▶ [WHAT YOU SHOULD DO] Of all the lines in the material, how many include the word "这就是我们的祖国"? Reply with the number alone.

▶ [GIVEN RECORDS]
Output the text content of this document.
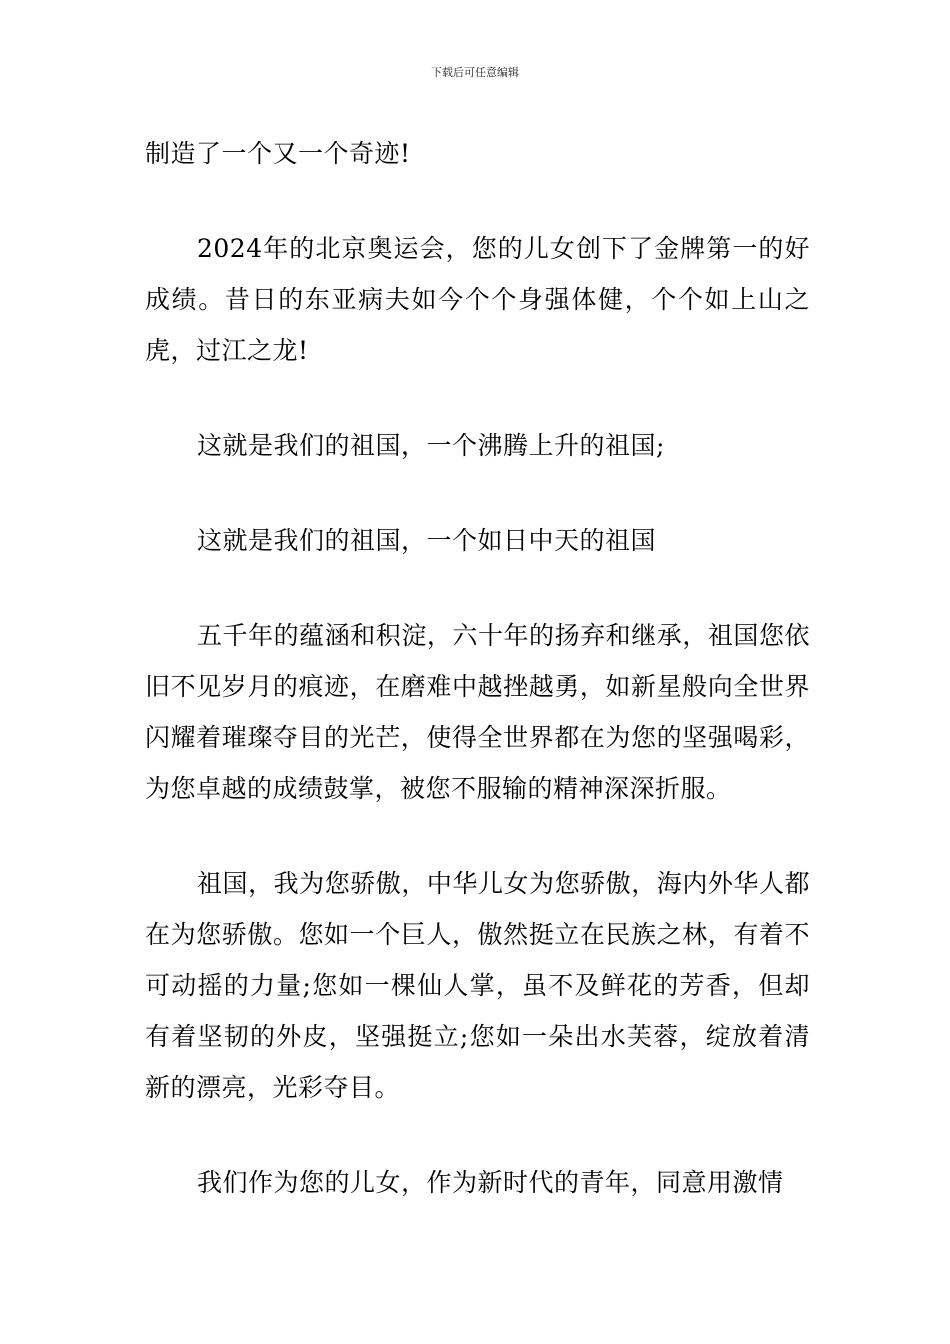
下载后可任意编辑

制造了一个又一个奇迹!

2024年的北京奥运会，您的儿女创下了金牌第一的好成绩。昔日的东亚病夫如今个个身强体健，个个如上山之虎，过江之龙!

这就是我们的祖国，一个沸腾上升的祖国;

这就是我们的祖国，一个如日中天的祖国

五千年的蕴涵和积淀，六十年的扬弃和继承，祖国您依旧不见岁月的痕迹，在磨难中越挫越勇，如新星般向全世界闪耀着璀璨夺目的光芒，使得全世界都在为您的坚强喝彩，为您卓越的成绩鼓掌，被您不服输的精神深深折服。

祖国，我为您骄傲，中华儿女为您骄傲，海内外华人都在为您骄傲。您如一个巨人，傲然挺立在民族之林，有着不可动摇的力量;您如一棵仙人掌，虽不及鲜花的芳香，但却有着坚韧的外皮，坚强挺立;您如一朵出水芙蓉，绽放着清新的漂亮，光彩夺目。

我们作为您的儿女，作为新时代的青年，同意用激情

▶ [ANSWER TO THE TASK] 2